Description of the task> Pick out the lines below that include the string "如果第一位不在".

━━━━━ Task data

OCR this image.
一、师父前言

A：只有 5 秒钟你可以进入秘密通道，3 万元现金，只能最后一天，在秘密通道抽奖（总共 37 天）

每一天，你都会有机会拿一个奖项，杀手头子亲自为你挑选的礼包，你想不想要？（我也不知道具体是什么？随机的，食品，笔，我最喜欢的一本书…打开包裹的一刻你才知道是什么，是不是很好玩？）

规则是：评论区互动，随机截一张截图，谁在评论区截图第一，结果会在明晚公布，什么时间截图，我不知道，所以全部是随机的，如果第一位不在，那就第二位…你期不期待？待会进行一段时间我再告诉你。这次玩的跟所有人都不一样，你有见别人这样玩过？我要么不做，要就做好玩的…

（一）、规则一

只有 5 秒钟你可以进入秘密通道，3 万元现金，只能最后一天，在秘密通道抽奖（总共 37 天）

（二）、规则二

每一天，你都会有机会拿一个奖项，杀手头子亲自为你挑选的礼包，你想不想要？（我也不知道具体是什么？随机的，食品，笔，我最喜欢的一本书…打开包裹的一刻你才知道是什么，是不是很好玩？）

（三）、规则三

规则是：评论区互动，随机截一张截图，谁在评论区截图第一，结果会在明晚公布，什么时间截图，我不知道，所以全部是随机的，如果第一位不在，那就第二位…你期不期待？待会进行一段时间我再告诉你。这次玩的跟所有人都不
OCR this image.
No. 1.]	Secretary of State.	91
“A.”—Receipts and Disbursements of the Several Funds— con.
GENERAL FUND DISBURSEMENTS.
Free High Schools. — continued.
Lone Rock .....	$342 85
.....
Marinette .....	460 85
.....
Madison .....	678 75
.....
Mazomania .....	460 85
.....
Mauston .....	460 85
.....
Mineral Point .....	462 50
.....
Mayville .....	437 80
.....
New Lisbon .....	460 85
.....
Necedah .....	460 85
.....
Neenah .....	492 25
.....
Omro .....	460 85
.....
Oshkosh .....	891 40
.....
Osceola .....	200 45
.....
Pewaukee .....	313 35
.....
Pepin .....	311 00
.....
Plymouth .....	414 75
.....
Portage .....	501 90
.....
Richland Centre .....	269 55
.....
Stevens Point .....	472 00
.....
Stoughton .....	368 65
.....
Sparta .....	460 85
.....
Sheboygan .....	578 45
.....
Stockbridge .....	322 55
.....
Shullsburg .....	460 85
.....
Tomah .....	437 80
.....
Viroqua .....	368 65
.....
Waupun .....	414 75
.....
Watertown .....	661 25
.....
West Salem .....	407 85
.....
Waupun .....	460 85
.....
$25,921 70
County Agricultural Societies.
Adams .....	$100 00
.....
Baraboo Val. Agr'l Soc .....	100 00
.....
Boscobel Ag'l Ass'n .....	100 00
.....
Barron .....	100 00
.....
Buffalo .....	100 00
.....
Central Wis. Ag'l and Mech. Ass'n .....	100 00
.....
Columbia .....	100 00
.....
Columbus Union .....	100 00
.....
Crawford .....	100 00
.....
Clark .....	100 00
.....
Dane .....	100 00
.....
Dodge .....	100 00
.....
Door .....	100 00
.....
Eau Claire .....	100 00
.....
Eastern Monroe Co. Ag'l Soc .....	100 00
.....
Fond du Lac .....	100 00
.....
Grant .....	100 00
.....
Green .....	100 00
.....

━━━━━━━━━━

Correct result>
规则是：评论区互动，随机截一张截图，谁在评论区截图第一，结果会在明晚公布，什么时间截图，我不知道，所以全部是随机的，如果第一位不在，那就第二位…你期不期待？待会进行一段时间我再告诉你。这次玩的跟所有人都不一样，你有见别人这样玩过？我要么不做，要就做好玩的…
规则是：评论区互动，随机截一张截图，谁在评论区截图第一，结果会在明晚公布，什么时间截图，我不知道，所以全部是随机的，如果第一位不在，那就第二位…你期不期待？待会进行一段时间我再告诉你。这次玩的跟所有人都不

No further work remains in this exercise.